▶ Petikan Teks

Anggota dewan terpilih yang memiliki hubungan politik kekerabatan di antaranya Diah Pikatan (DPR-PDIP), putri Ketua DPR Puan Maharani; Mochamad Herviano (DPR-PDIP), putra Kepala BIN Budi Gunawan; Kaisar Kiasa (DPR-PDIP), putra Ketua Banggar DPR Said Abdullah. Lalu ada Himmatul Aliyah (DPR-Gerindra), istri Sekjen Gerindra Ahmad Muzani; Marlyn Maisarah (DPR-Gerindra), istri Waketum Gerindra Sugiono.
Kemudian Puteri Anetta (DPR-Golkar), putri eks Ketua DPR Ade Komarudin; Ravindra Airlangga (DPR-Golkar), putra Ketum Golkar Airlangga Hartarto; Atalia Praratya (DPR-Golkar), istri eks Gubernur Jabar Ridwan Kamil; Prananda Paloh (DPR-NasDem), putra Ketum NasDem Surya Paloh.
Selanjutnya Taufiq R Abdullah (DPR-PKB), suami Menaker Ida Fauziyah; Netty Prasetiyani (DPR-PKS), istri eks Gubernur Jabar Ahmad Heryawan; Putri Zulhas (DPR-PAN), putri Mendag Zulkifli Hasan; Edhie Baskoro Yudhoyono (DPR-Demokrat), putra mantan Presiden SBY; Hillary Lasut (DPR-Demokrat), putri Bupati Kepulauan Talaud Elly Lasut.
“Saya kira ini paling vulgar dinasti politik yang terjadi di DPR, karena misalnya akan ada berapa pasang suami istri, terus ada juga ibu anak, bapak anak. Jadi kalau gitu jadi semacam arisan keluarga di DPR,” kata Peneliti Forum Masyarakat Peduli Parlemen Indonesia (Formappi), Lucius Karus, pada kumparan, Rabu (3/4).
Menjawab nada sumbang itu, Sekar, Dave, dan Rizal tak menampik menjadi anak seorang elite politik yang dikenal merupakan sebuah privilege. Tetapi, hal tersebut bukanlah faktor utama penentu keterpilihan mereka.

▶ Pekerjaan yang Diminta
a) Jawab pertanyaan berikut berdasarkan petikan:
(i) Siapa ayah Ravindra Airlangga?
(ii) Siapa suami Menaker Ida Fauziyah?
(iii) Lucius Karus adalah peneliti dari lembaga apa?
b) Daftarkan setiap anggota dewan terpilih dalam petikan yang disebut sebagai istri seorang tokoh, lengkap dengan nama suaminya.
c) Salin dengan tepat bagian petikan di antara "Kemudian Puteri Anetta" dan "NasDem Surya Paloh.", termasuk kedua batas itu.

▶ Data Mentah
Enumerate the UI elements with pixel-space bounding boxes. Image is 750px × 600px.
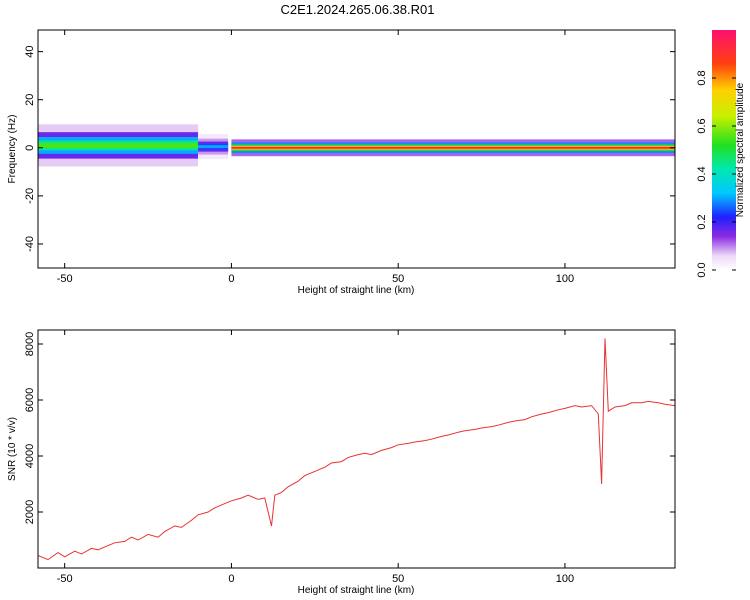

▶ Hasil
a)
(i) Ketum Golkar Airlangga Hartarto.
(ii) Taufiq R Abdullah (DPR-PKB).
(iii) Forum Masyarakat Peduli Parlemen Indonesia (Formappi).

b)
- Himmatul Aliyah, istri Sekjen Gerindra Ahmad Muzani
- Marlyn Maisarah, istri Waketum Gerindra Sugiono
- Atalia Praratya, istri eks Gubernur Jabar Ridwan Kamil
- Netty Prasetiyani, istri eks Gubernur Jabar Ahmad Heryawan

c)
Kemudian Puteri Anetta (DPR-Golkar), putri eks Ketua DPR Ade Komarudin; Ravindra Airlangga (DPR-Golkar), putra Ketum Golkar Airlangga Hartarto; Atalia Praratya (DPR-Golkar), istri eks Gubernur Jabar Ridwan Kamil; Prananda Paloh (DPR-NasDem), putra Ketum NasDem Surya Paloh.